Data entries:
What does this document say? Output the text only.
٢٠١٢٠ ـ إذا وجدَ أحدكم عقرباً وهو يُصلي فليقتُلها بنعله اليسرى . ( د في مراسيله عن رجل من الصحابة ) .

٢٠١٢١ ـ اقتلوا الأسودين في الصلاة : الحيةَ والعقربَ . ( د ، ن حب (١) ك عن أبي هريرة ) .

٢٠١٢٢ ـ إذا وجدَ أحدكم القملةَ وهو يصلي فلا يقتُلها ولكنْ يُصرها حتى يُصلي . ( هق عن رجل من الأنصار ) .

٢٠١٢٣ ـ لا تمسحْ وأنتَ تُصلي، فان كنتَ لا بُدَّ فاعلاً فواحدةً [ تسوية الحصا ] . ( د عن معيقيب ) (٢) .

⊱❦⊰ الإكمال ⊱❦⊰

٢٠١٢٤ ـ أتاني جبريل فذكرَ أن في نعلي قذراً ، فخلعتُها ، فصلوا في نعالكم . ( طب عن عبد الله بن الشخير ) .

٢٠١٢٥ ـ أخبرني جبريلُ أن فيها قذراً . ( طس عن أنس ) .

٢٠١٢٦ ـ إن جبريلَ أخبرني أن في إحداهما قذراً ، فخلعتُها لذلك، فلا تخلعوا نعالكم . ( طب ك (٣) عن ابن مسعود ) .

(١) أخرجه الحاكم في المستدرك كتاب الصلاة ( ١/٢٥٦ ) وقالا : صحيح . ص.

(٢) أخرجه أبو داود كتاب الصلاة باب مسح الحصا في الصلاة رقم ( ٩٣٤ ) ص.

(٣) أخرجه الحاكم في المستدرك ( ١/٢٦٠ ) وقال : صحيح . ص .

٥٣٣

--

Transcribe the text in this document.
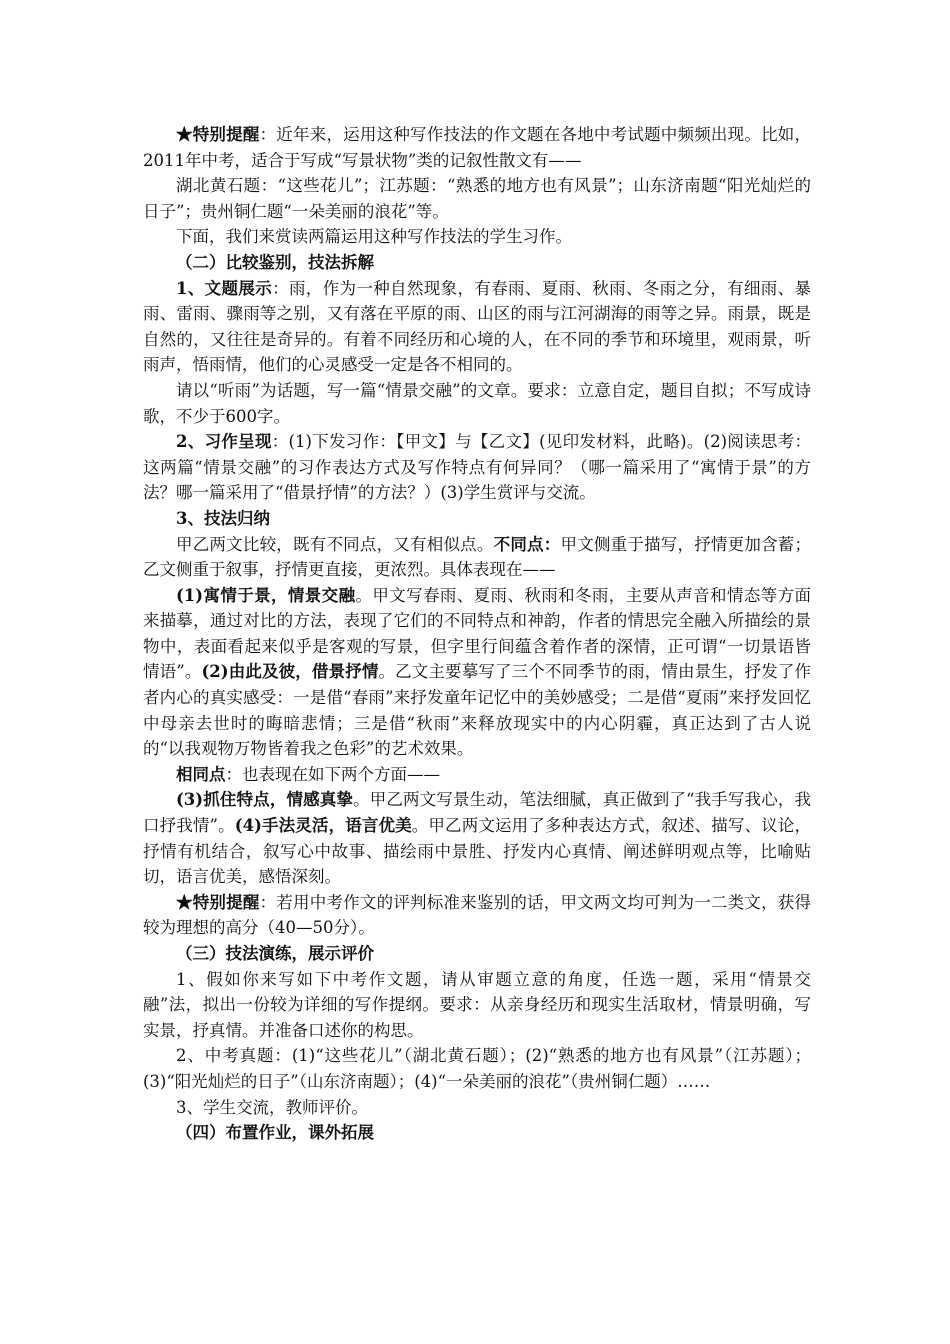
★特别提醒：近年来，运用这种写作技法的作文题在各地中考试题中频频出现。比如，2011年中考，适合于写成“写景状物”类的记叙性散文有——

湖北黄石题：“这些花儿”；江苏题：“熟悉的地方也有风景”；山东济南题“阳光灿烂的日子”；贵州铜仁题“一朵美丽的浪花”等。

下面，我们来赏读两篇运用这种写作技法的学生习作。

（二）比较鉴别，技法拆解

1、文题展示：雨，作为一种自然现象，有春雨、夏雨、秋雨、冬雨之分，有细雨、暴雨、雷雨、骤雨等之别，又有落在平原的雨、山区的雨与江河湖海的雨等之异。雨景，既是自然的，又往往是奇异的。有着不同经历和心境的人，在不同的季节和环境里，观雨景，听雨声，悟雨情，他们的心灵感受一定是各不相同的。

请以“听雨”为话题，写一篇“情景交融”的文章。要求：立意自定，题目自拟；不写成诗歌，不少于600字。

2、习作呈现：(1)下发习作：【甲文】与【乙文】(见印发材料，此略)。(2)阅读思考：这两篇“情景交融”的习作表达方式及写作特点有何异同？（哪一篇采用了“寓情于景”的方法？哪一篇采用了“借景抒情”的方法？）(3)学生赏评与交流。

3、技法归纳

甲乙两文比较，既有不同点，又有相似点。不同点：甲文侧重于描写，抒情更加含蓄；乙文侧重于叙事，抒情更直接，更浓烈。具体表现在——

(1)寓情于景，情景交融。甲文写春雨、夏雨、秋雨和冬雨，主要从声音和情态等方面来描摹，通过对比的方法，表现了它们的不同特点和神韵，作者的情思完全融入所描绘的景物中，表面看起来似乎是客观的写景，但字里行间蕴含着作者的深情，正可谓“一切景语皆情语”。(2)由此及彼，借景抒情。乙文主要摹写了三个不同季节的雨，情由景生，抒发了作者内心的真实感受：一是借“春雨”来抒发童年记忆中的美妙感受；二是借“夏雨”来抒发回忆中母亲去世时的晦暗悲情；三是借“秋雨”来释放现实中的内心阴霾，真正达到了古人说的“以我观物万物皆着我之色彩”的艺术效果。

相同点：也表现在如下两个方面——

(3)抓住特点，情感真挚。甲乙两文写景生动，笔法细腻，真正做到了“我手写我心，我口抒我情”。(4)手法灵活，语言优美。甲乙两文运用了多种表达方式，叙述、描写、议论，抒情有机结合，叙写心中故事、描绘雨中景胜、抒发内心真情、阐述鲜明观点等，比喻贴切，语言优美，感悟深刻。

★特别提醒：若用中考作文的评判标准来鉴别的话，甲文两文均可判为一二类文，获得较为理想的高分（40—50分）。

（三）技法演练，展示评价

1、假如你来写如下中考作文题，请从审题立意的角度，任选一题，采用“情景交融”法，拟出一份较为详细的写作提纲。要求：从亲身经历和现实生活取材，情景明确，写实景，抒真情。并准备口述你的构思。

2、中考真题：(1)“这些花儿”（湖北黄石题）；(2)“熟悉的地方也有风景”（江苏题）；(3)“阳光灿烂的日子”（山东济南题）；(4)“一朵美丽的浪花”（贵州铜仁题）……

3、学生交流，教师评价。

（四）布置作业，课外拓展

...

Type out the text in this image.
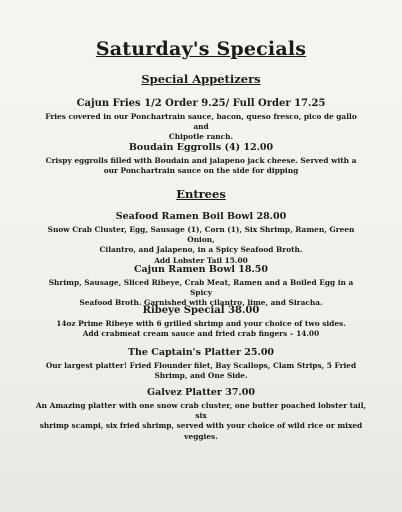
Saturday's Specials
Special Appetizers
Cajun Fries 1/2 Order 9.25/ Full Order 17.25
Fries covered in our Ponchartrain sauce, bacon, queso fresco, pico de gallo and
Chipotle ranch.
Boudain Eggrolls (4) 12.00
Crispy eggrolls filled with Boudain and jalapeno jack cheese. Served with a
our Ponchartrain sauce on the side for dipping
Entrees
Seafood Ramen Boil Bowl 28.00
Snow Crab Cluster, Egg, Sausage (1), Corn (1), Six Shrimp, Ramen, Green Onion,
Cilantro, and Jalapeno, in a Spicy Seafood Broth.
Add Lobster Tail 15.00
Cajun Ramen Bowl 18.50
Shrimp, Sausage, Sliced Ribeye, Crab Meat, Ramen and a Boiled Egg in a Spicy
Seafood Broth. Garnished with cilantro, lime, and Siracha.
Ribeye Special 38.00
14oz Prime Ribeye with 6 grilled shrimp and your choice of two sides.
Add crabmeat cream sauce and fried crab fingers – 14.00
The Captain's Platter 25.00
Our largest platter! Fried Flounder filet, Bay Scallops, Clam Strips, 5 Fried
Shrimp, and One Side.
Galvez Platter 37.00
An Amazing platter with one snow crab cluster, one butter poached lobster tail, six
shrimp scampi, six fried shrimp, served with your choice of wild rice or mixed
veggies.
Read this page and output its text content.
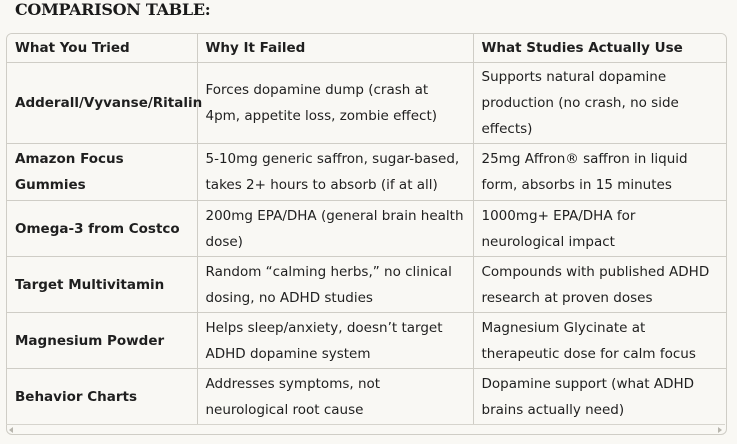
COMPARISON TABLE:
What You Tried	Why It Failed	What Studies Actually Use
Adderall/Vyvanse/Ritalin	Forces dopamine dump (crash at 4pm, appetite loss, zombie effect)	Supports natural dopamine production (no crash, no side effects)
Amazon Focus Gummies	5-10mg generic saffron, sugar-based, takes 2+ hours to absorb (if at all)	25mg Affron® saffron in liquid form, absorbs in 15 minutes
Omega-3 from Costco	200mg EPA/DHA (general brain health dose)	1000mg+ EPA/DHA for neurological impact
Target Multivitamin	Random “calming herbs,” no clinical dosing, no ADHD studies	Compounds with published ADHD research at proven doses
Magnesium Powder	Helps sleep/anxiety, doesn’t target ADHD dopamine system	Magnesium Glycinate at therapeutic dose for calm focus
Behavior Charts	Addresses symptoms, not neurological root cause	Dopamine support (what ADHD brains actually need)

◆ **WHAT YOU NEED TO DO**
Find how many lines in the listing hold "صحيح", and reply with that number only.

◆ **EXERCISE ANSWER**
2